Reproduce each line that includes the word "dibuat".

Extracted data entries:
◇ ◇ ◇ ◇

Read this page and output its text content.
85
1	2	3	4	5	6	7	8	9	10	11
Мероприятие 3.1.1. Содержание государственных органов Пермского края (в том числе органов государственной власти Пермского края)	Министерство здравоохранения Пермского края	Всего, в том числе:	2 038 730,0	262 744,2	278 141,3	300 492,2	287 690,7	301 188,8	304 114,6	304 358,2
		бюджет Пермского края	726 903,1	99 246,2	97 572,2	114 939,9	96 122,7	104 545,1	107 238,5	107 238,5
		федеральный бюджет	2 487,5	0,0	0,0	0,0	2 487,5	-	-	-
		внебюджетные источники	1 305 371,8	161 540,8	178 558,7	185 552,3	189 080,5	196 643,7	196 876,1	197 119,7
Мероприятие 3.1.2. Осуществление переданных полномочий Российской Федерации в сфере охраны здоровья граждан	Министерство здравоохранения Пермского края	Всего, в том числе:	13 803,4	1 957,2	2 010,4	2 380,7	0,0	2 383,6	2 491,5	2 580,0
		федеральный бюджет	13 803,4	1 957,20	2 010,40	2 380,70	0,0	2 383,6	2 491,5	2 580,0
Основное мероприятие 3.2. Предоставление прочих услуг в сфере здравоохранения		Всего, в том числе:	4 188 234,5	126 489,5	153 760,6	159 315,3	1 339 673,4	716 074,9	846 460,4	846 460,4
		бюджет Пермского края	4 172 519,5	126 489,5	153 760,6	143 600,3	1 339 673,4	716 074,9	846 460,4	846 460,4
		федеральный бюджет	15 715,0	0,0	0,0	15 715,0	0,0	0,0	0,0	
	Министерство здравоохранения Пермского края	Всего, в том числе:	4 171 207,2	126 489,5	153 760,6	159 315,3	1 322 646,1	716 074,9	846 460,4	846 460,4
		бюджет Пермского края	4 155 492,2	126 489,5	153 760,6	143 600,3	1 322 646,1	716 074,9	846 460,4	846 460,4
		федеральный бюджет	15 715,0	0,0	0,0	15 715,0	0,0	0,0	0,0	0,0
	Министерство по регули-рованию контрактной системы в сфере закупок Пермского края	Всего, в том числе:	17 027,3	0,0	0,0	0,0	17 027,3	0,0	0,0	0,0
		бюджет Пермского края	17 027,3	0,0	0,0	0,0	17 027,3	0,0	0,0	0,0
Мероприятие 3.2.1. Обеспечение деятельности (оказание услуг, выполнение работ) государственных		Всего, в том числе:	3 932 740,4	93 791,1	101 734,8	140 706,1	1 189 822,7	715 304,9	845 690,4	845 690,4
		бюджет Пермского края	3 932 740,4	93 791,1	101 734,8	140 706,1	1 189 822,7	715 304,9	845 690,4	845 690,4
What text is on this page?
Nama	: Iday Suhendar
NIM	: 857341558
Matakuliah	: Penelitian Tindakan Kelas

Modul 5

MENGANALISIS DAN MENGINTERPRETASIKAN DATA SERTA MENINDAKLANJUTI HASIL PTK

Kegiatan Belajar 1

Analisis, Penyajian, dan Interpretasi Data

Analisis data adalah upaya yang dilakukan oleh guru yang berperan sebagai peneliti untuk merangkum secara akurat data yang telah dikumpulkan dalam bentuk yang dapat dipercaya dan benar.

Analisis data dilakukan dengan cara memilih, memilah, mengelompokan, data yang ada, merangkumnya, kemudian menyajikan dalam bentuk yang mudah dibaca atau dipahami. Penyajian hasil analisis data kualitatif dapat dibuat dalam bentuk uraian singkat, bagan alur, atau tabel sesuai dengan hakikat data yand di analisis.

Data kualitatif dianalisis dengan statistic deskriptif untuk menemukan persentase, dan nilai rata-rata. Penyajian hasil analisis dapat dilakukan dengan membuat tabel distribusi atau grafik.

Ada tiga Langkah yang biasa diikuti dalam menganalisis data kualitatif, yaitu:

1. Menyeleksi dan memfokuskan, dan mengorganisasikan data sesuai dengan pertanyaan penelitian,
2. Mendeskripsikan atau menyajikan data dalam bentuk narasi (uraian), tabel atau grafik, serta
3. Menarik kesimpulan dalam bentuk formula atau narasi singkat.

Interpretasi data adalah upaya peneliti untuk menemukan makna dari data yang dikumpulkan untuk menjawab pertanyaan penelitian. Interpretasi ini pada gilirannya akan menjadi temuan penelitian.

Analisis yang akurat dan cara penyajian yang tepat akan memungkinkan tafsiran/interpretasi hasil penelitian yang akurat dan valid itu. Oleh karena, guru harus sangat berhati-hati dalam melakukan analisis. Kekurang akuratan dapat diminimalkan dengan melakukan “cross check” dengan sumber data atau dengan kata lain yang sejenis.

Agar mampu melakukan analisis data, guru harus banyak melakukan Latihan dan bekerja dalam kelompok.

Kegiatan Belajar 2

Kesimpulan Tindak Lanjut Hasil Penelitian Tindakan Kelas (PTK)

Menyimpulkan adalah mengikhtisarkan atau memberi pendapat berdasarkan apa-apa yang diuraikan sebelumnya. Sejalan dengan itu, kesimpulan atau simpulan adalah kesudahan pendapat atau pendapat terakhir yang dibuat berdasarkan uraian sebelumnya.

◇ ◇ ◇ ◇

• **THE RESPONSE**:
Analisis data dilakukan dengan cara memilih, memilah, mengelompokan, data yang ada, merangkumnya, kemudian menyajikan dalam bentuk yang mudah dibaca atau dipahami. Penyajian hasil analisis data kualitatif dapat dibuat dalam bentuk uraian singkat, bagan alur, atau tabel sesuai dengan hakikat data yand di analisis.
Menyimpulkan adalah mengikhtisarkan atau memberi pendapat berdasarkan apa-apa yang diuraikan sebelumnya. Sejalan dengan itu, kesimpulan atau simpulan adalah kesudahan pendapat atau pendapat terakhir yang dibuat berdasarkan uraian sebelumnya.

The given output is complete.